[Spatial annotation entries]
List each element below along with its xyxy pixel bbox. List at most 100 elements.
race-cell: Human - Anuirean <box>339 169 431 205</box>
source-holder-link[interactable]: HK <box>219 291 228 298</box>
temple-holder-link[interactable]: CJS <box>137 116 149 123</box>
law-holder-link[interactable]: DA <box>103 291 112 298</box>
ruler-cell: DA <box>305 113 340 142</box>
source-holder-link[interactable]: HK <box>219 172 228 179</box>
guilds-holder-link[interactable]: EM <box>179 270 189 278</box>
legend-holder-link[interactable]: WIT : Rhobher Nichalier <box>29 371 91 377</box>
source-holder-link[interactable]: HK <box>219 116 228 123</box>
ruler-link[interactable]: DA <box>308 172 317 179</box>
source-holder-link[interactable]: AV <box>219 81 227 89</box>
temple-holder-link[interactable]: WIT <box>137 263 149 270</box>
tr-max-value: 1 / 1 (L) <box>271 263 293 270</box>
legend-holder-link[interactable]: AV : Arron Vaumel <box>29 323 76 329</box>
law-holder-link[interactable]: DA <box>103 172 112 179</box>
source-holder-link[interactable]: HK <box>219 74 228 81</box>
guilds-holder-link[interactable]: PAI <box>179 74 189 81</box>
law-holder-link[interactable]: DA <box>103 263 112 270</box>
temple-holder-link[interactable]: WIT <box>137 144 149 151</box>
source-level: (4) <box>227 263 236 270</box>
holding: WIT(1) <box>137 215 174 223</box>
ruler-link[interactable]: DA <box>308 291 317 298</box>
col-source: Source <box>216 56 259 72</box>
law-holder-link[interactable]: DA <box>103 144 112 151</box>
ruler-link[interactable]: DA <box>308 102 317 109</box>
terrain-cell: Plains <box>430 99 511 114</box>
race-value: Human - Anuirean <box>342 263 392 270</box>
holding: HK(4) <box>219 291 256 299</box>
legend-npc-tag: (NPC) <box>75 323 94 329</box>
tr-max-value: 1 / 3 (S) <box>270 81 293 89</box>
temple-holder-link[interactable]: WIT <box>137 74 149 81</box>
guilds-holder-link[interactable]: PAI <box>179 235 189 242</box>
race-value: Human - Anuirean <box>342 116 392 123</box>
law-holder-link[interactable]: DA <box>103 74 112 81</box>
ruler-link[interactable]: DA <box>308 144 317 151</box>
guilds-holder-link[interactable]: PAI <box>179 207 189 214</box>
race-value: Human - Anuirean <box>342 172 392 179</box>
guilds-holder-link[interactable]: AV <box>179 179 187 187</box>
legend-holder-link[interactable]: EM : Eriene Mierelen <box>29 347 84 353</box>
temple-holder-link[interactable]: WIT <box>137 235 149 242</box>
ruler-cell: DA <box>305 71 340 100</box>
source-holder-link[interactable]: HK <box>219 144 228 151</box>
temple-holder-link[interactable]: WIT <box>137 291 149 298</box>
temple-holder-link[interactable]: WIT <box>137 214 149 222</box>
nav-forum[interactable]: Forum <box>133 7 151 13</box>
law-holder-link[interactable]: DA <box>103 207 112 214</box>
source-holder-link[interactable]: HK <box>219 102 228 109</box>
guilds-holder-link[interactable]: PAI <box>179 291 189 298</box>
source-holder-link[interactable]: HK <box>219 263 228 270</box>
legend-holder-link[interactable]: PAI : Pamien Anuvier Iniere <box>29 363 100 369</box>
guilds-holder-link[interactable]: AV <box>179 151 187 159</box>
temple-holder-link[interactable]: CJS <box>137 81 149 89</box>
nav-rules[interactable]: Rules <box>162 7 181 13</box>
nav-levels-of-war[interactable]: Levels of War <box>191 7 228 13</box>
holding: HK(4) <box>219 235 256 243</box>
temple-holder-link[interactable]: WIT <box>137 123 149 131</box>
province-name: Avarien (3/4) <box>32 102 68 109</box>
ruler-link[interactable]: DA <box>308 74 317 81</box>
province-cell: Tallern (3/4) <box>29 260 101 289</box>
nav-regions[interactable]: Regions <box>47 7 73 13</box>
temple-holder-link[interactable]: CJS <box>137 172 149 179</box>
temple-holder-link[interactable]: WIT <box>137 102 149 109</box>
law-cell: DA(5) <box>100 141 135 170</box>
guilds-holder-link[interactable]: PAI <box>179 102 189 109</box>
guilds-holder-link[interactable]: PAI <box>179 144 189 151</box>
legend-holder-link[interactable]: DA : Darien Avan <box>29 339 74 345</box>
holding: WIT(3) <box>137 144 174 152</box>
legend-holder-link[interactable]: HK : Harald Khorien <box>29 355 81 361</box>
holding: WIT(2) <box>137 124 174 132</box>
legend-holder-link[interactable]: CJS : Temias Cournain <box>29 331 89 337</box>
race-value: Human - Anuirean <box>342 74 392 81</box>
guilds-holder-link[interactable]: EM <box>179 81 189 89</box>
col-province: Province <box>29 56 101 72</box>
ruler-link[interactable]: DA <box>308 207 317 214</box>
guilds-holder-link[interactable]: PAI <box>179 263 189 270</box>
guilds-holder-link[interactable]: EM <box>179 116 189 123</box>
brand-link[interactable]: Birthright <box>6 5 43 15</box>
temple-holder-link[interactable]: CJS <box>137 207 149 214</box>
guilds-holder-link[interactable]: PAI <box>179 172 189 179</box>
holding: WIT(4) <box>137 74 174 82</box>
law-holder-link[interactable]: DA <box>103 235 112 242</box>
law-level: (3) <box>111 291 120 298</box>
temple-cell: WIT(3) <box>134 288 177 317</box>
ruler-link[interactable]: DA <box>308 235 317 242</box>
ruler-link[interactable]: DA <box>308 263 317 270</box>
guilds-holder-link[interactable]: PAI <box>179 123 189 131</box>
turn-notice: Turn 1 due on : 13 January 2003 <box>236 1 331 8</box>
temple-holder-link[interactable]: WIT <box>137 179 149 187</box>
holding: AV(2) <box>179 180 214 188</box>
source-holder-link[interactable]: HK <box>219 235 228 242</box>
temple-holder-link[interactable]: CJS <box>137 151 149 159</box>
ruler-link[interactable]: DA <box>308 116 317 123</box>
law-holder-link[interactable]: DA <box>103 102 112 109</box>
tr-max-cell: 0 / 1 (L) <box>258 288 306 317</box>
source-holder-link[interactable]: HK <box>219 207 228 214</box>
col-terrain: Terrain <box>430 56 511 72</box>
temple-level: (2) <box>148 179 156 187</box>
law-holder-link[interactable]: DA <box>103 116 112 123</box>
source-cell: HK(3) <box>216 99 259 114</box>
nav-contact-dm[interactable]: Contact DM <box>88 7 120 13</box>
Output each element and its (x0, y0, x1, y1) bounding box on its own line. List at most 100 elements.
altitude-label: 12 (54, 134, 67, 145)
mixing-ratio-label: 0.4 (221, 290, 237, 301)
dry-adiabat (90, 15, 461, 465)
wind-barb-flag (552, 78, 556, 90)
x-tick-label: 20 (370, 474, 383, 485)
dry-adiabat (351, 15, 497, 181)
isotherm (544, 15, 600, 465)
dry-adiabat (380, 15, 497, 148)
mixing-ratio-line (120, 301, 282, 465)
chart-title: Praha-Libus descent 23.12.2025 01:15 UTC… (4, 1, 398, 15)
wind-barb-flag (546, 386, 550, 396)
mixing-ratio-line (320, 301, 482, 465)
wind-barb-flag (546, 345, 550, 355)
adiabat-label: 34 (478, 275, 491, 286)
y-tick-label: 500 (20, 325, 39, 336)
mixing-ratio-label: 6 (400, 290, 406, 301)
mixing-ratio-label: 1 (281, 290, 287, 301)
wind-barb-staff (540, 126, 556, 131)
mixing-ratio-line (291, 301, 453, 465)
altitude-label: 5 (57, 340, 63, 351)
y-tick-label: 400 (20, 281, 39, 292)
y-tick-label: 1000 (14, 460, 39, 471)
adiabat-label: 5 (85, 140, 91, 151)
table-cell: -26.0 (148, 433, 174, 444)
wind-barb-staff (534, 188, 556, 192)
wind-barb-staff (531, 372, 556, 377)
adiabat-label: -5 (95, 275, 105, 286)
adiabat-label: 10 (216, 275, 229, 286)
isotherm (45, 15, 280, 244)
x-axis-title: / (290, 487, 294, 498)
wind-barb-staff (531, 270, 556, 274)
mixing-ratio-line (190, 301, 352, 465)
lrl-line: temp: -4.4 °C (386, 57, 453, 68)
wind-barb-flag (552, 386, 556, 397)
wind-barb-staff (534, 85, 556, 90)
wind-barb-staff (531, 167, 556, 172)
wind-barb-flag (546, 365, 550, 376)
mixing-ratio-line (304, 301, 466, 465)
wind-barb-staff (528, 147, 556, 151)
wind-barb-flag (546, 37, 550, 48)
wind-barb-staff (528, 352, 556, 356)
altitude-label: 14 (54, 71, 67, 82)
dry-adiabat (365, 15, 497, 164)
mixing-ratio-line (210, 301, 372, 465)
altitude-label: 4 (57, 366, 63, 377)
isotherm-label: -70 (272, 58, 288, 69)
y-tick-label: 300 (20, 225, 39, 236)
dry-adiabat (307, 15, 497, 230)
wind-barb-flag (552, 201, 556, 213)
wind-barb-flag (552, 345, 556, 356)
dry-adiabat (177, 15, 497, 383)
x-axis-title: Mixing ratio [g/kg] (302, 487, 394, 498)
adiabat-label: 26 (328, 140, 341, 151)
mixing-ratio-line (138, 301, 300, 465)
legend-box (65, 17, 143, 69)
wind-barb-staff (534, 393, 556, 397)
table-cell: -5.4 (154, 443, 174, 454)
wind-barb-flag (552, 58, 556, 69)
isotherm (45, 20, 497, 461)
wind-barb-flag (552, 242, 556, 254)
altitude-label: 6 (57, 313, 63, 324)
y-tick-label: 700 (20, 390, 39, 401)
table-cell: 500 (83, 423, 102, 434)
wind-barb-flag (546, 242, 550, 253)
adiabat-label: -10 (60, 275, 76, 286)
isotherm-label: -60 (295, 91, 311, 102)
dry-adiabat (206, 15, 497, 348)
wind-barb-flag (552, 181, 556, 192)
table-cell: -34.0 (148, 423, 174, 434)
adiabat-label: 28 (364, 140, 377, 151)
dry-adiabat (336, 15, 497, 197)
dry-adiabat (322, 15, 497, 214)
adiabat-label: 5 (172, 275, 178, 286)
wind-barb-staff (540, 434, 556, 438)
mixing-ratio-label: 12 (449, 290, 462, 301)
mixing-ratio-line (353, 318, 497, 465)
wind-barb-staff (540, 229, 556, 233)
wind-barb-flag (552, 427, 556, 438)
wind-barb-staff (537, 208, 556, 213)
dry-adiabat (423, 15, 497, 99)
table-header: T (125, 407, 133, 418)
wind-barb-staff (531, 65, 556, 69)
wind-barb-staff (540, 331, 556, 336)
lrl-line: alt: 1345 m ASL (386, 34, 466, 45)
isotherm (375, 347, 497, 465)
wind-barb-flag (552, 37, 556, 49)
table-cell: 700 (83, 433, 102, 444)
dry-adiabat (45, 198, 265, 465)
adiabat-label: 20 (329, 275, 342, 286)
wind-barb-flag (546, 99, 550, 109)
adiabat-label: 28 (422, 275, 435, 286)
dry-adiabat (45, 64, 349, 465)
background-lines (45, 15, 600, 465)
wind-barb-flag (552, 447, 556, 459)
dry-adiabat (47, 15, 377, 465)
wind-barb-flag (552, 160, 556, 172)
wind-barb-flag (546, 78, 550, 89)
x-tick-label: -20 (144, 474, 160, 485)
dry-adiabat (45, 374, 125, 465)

*WORK INSTRUCTIONS*.
Please transcribe the rows word for word, from the first row up to and including the line with "law-holder-link[interactable]: DA <box>103 291".

*FULL SOLUTION*.
List each element below along with its xyxy pixel bbox. List at most 100 elements.
race-cell: Human - Anuirean <box>339 169 431 205</box>
source-holder-link[interactable]: HK <box>219 291 228 298</box>
temple-holder-link[interactable]: CJS <box>137 116 149 123</box>
law-holder-link[interactable]: DA <box>103 291 112 298</box>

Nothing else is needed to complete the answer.